▸ AIM OF THE TASK:
Write out the listing below line for line, with no changes, and leave the picture out.

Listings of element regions
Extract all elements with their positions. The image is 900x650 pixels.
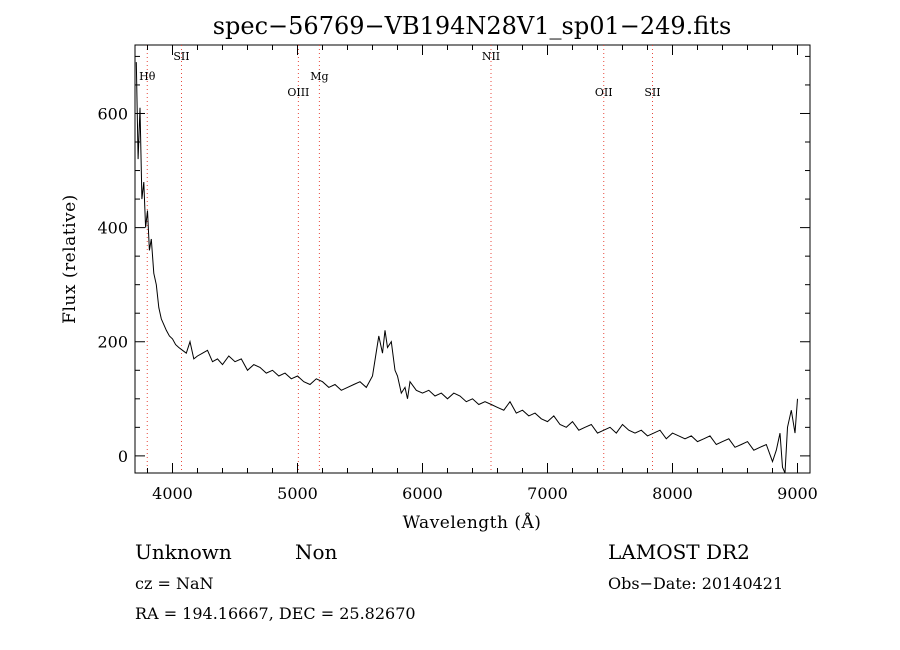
- axis-tick-labels: 4000 5000 6000 7000 8000 9000 0 200 400 600: [97, 104, 817, 503]
- emission-line-label: OII: [595, 86, 613, 99]
- emission-line-label: Mg: [310, 70, 328, 83]
- y-tick-label: 600: [97, 104, 128, 123]
- x-tick-label: 9000: [777, 484, 818, 503]
- x-tick-label: 7000: [527, 484, 568, 503]
- axis-ticks: [135, 45, 810, 473]
- info-block: Unknown Non cz = NaN RA = 194.16667, DEC…: [135, 540, 783, 623]
- x-tick-label: 5000: [277, 484, 318, 503]
- emission-line-label: OIII: [287, 86, 309, 99]
- y-tick-label: 0: [118, 447, 128, 466]
- object-subclass: Non: [295, 540, 338, 564]
- emission-line-label: Hθ: [139, 70, 156, 83]
- chart-title: spec−56769−VB194N28V1_sp01−249.fits: [213, 12, 732, 40]
- x-tick-label: 6000: [402, 484, 443, 503]
- object-class: Unknown: [135, 540, 232, 564]
- y-tick-label: 400: [97, 219, 128, 238]
- observation-date: Obs−Date: 20140421: [608, 574, 783, 593]
- emission-line-label: SII: [644, 86, 660, 99]
- emission-line-label: SII: [173, 50, 189, 63]
- redshift-value: cz = NaN: [135, 574, 214, 593]
- x-tick-label: 4000: [152, 484, 193, 503]
- y-tick-label: 200: [97, 333, 128, 352]
- y-axis-label: Flux (relative): [60, 194, 80, 324]
- x-tick-label: 8000: [652, 484, 693, 503]
- x-axis-label: Wavelength (Å): [403, 512, 542, 533]
- spectrum-series-line: [135, 62, 798, 474]
- emission-line-label: NII: [482, 50, 500, 63]
- survey-name: LAMOST DR2: [608, 540, 750, 564]
- coordinates: RA = 194.16667, DEC = 25.82670: [135, 604, 416, 623]
- plot-frame: [134, 44, 811, 474]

▸ ANSWER:
Extract all elements with their positions. The image is 900x650 pixels.
- axis-tick-labels: 4000 5000 6000 7000 8000 9000 0 200 400 600: [97, 104, 817, 503]
- emission-line-label: OII: [595, 86, 613, 99]
- emission-line-label: Mg: [310, 70, 328, 83]
- y-tick-label: 600: [97, 104, 128, 123]
- x-tick-label: 9000: [777, 484, 818, 503]
- x-tick-label: 7000: [527, 484, 568, 503]
- axis-ticks: [135, 45, 810, 473]
- info-block: Unknown Non cz = NaN RA = 194.16667, DEC…: [135, 540, 783, 623]
- x-tick-label: 5000: [277, 484, 318, 503]
- emission-line-label: OIII: [287, 86, 309, 99]
- y-tick-label: 0: [118, 447, 128, 466]
- object-subclass: Non: [295, 540, 338, 564]
- emission-line-label: Hθ: [139, 70, 156, 83]
- chart-title: spec−56769−VB194N28V1_sp01−249.fits: [213, 12, 732, 40]
- x-tick-label: 6000: [402, 484, 443, 503]
- object-class: Unknown: [135, 540, 232, 564]
- y-tick-label: 400: [97, 219, 128, 238]
- observation-date: Obs−Date: 20140421: [608, 574, 783, 593]
- emission-line-label: SII: [644, 86, 660, 99]
- emission-line-label: SII: [173, 50, 189, 63]
- redshift-value: cz = NaN: [135, 574, 214, 593]
- x-tick-label: 4000: [152, 484, 193, 503]
- y-tick-label: 200: [97, 333, 128, 352]
- y-axis-label: Flux (relative): [60, 194, 80, 324]
- x-tick-label: 8000: [652, 484, 693, 503]
- x-axis-label: Wavelength (Å): [403, 512, 542, 533]
- spectrum-series-line: [135, 62, 798, 474]
- emission-line-label: NII: [482, 50, 500, 63]
- survey-name: LAMOST DR2: [608, 540, 750, 564]
- coordinates: RA = 194.16667, DEC = 25.82670: [135, 604, 416, 623]
- plot-frame: [134, 44, 811, 474]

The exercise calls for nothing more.